En el 2010, María Luisa Fuentes iba caminando para el pueblo con un canasto de cuajadas (estaba haciendo un favor). De un momento a otro y de forma milagrosa, un Jeep se detuvo a preguntarle hacia dónde llevaba la carretera. Dios le había enviado a Rubén Mendoza, un director de cine que iba saliendo de Boavita. Rubén sabía perfectamente hacia dónde conducía, pero entre la ansiedad y la improvisación fue la única excusa que se le ocurrió para poder acercársele. Él ya había escuchado hablar sobre ella y estaba fascinado por su historia de fortaleza y marginalidad. Ella nunca se imaginó que, más tarde, ese turista de preguntas torpes, y supuestamente perdido, le iba a proponer hacer una película sobre su vida.
Tampoco se imaginó que durante los seis años que duró el rodaje de la producción iba a conocer a su primer grupo de amigos, compuesto por las personas que hacían el documental. Mucho menos se le iba a pasar por la cabeza que Rubén Mendoza sería reconocido como el mejor director en el Festival Internacional de Cine de Locarno, en Suiza, y en el Festival Internacional de Cine de Cartagena.
Ella nunca pensó que, en un vuelco inesperado de su historia, se iba a convertir en una celebridad y que su cotidianidad en el pueblo se transformaría. En esta nueva etapa de su vida, en la que ya no esconde su cara sino que la muestra con orgullo, María Luisa nos recuerda que nunca es tarde para tomar las riendas de nuestras vidas con orgullo y sin bajarle la mirada a nadie:
— Yo ya hablo con personas. Hasta ahora es que, como se dice, me están abriendo mis sentidos. Hasta ahora medio están cambiando las cosas… Pero ‘medio’, apenas hasta ahora. Ya estoy, como se dice, sacando la cara de adentro de la ruana. Esas personas que me amenazaban y todo, ya me hablan y me saludan. Yo les contesto y los miro a la cara.
El retrato que hace Rubén sobre María Luisa Fuentes en Señorita María, la falda de la montaña, entre muchas otras cosas, es una historia sobre la importancia del amor propio. Aunque parezca increíble, el documental es el segundo milagro en su vida, porque, una vez, en un sueño se le apareció la Virgen María y le recordó que ella tenía “un cuerpecito muy lindo”.
María Luisa es una heroína para las personas a las que el mundo les ha negado el amor. La moraleja es que para sobrevivir y florecer con estilo es necesario insistirnos, unas infinitas y pico de veces, una verdad que el mundo se empeña en desconocer: somos hermosas y valemos la pena.

REGISTROS GUARDADOS
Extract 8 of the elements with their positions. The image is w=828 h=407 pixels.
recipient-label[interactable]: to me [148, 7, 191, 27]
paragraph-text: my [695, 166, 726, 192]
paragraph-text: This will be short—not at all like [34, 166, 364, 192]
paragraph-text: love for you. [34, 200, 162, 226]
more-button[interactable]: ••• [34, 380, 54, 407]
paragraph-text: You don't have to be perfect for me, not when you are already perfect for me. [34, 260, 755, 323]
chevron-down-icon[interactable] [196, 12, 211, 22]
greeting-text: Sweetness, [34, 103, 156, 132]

CONSIGNA 1
Según el texto sobre María Luisa Fuentes, ¿cuánto tiempo duró el rodaje del documental?
CONSIGNA 2
Resume en dos oraciones el texto sobre María Luisa Fuentes.
CONSIGNA 3
Continúa el texto sobre María Luisa Fuentes a partir de su última oración.

RESPUESTA 1
Seis años.

RESPUESTA 2
En 2010, el director Rubén Mendoza se acercó a María Luisa Fuentes con la excusa de preguntarle hacia dónde llevaba la carretera, y más tarde le propuso hacer una película sobre su vida, cuyo rodaje duró seis años y por la que él fue reconocido como mejor director en los festivales de Locarno y de Cartagena. El documental, Señorita María, la falda de la montaña, la convirtió en una celebridad que ya no esconde su cara, y es una historia sobre la importancia del amor propio.

RESPUESTA 3
En esta historia, el príncipe azul nunca llega y a la protagonista le toca salvarse solita. Desde la soledad y la terquedad, la resistencia de la señorita María consistió en intentar construir un mundo desde el amor hacia ella misma y hacia todo lo que la rodeaba. En una entrevista con María Elvira Arango, para el programa Los Informantes –en la que responde varias preguntas como toda una diva y sin quitarse sus gafas de sol–, María contesta que aún se considera hermosa: “Pues yo no es que tampoco me haga que soy bonita, pero tampoco soy ni mucho fea. Pero tiene que uno salir medio presentadita la persona”.
Su amor le permitió construirse con falda y pelo largo, y lo más cercana posible a la Virgen María. Nunca renunció, a pesar de todas las piedras que se encontró en la trocha, a escribir su final feliz. Esa es quizás la enseñanza más hermosa: que nada es más fuerte que nosotras mismas y que no existe derecho más inalienable que el de contar la historia propia.
Quizás al amor propio era al que se refería Lohanna Berkins, una activista trans Argentina, en su carta de despedida antes de morir: “Estoy convencida de que el motor de cambio es el amor. El amor que nos negaron es nuestro impulso para cambiar el mundo”. María Luisa Fuentes encarna esas palabras porque propone un universo donde la ternura es el arma para construir mejores mundos, inclusive en lugares que han sido históricamente asediados por el odio, el dolor y la tristeza:
— Hay que mirar los buenos corazones… Yo he sido toda mi vida buena gente con las personas, pero entonces la gente no valora a esa persona.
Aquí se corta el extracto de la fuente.